§ **What needs to be done**
Write out all the material exactly. Leave nothing out.

Stored records:
* Start *

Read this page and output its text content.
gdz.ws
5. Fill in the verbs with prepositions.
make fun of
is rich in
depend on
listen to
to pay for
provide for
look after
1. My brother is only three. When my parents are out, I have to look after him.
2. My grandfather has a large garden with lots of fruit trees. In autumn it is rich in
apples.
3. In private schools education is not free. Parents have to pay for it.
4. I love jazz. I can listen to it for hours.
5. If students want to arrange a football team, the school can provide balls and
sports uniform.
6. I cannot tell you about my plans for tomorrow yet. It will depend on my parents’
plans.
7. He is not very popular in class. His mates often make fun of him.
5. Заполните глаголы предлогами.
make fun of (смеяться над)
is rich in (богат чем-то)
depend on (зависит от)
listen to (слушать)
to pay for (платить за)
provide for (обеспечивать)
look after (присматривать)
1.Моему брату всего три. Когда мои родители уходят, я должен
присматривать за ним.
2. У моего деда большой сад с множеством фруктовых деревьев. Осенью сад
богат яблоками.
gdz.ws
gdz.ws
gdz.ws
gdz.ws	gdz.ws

* End *

§ **Right answer**
Read this page and output its text content.
gdz.ws
5. Fill in the verbs with prepositions.
make fun of
is rich in
depend on
listen to
to pay for
provide for
look after
1. My brother is only three. When my parents are out, I have to look after him.
2. My grandfather has a large garden with lots of fruit trees. In autumn it is rich in
apples.
3. In private schools education is not free. Parents have to pay for it.
4. I love jazz. I can listen to it for hours.
5. If students want to arrange a football team, the school can provide balls and
sports uniform.
6. I cannot tell you about my plans for tomorrow yet. It will depend on my parents’
plans.
7. He is not very popular in class. His mates often make fun of him.
5. Заполните глаголы предлогами.
make fun of (смеяться над)
is rich in (богат чем-то)
depend on (зависит от)
listen to (слушать)
to pay for (платить за)
provide for (обеспечивать)
look after (присматривать)
1.Моему брату всего три. Когда мои родители уходят, я должен
присматривать за ним.
2. У моего деда большой сад с множеством фруктовых деревьев. Осенью сад
богат яблоками.
gdz.ws
gdz.ws
gdz.ws
gdz.ws	gdz.ws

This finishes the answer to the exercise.